-- begin Materials provided --

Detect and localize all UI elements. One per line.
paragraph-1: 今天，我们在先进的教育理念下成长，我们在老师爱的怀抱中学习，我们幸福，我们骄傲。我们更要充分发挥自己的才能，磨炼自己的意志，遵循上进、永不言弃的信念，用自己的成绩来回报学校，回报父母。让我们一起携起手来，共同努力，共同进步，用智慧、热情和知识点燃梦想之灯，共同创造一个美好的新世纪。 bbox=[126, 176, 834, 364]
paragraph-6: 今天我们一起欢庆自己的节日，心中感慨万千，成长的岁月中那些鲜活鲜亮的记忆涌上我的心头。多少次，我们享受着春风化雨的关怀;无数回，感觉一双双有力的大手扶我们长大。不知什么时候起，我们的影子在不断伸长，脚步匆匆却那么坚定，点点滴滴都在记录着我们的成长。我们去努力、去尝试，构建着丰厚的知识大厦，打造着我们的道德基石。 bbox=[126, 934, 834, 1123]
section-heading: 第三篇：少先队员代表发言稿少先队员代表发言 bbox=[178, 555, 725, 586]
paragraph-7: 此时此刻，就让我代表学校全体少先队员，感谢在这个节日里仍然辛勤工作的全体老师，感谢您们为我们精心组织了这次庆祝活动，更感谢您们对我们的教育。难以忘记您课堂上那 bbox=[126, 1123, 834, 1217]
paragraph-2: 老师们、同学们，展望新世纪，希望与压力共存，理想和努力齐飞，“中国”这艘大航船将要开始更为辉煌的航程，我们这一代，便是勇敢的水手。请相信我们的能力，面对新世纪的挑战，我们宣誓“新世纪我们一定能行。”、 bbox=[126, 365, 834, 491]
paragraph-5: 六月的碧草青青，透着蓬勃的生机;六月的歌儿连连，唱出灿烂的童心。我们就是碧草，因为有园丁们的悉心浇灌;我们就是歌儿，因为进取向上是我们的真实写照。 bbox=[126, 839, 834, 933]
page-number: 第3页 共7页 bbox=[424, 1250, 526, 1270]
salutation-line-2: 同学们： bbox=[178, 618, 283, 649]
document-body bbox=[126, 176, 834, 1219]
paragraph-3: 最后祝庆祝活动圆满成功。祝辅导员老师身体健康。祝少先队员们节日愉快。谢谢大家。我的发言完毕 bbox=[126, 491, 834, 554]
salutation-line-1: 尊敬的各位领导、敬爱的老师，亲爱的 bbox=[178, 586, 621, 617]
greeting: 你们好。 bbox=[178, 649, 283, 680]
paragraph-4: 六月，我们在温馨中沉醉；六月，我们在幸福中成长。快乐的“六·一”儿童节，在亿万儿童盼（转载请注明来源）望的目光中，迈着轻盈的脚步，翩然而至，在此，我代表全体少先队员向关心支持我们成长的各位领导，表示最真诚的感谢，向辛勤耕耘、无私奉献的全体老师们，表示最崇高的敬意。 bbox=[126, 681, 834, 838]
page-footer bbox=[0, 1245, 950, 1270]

-- end Materials provided --

● **Request**:
Could you write out every line of the records above exactly as it appears?

● **Task answer**:
Detect and localize all UI elements. One per line.
paragraph-1: 今天，我们在先进的教育理念下成长，我们在老师爱的怀抱中学习，我们幸福，我们骄傲。我们更要充分发挥自己的才能，磨炼自己的意志，遵循上进、永不言弃的信念，用自己的成绩来回报学校，回报父母。让我们一起携起手来，共同努力，共同进步，用智慧、热情和知识点燃梦想之灯，共同创造一个美好的新世纪。 bbox=[126, 176, 834, 364]
paragraph-6: 今天我们一起欢庆自己的节日，心中感慨万千，成长的岁月中那些鲜活鲜亮的记忆涌上我的心头。多少次，我们享受着春风化雨的关怀;无数回，感觉一双双有力的大手扶我们长大。不知什么时候起，我们的影子在不断伸长，脚步匆匆却那么坚定，点点滴滴都在记录着我们的成长。我们去努力、去尝试，构建着丰厚的知识大厦，打造着我们的道德基石。 bbox=[126, 934, 834, 1123]
section-heading: 第三篇：少先队员代表发言稿少先队员代表发言 bbox=[178, 555, 725, 586]
paragraph-7: 此时此刻，就让我代表学校全体少先队员，感谢在这个节日里仍然辛勤工作的全体老师，感谢您们为我们精心组织了这次庆祝活动，更感谢您们对我们的教育。难以忘记您课堂上那 bbox=[126, 1123, 834, 1217]
paragraph-2: 老师们、同学们，展望新世纪，希望与压力共存，理想和努力齐飞，“中国”这艘大航船将要开始更为辉煌的航程，我们这一代，便是勇敢的水手。请相信我们的能力，面对新世纪的挑战，我们宣誓“新世纪我们一定能行。”、 bbox=[126, 365, 834, 491]
paragraph-5: 六月的碧草青青，透着蓬勃的生机;六月的歌儿连连，唱出灿烂的童心。我们就是碧草，因为有园丁们的悉心浇灌;我们就是歌儿，因为进取向上是我们的真实写照。 bbox=[126, 839, 834, 933]
page-number: 第3页 共7页 bbox=[424, 1250, 526, 1270]
salutation-line-2: 同学们： bbox=[178, 618, 283, 649]
document-body bbox=[126, 176, 834, 1219]
paragraph-3: 最后祝庆祝活动圆满成功。祝辅导员老师身体健康。祝少先队员们节日愉快。谢谢大家。我的发言完毕 bbox=[126, 491, 834, 554]
salutation-line-1: 尊敬的各位领导、敬爱的老师，亲爱的 bbox=[178, 586, 621, 617]
greeting: 你们好。 bbox=[178, 649, 283, 680]
paragraph-4: 六月，我们在温馨中沉醉；六月，我们在幸福中成长。快乐的“六·一”儿童节，在亿万儿童盼（转载请注明来源）望的目光中，迈着轻盈的脚步，翩然而至，在此，我代表全体少先队员向关心支持我们成长的各位领导，表示最真诚的感谢，向辛勤耕耘、无私奉献的全体老师们，表示最崇高的敬意。 bbox=[126, 681, 834, 838]
page-footer bbox=[0, 1245, 950, 1270]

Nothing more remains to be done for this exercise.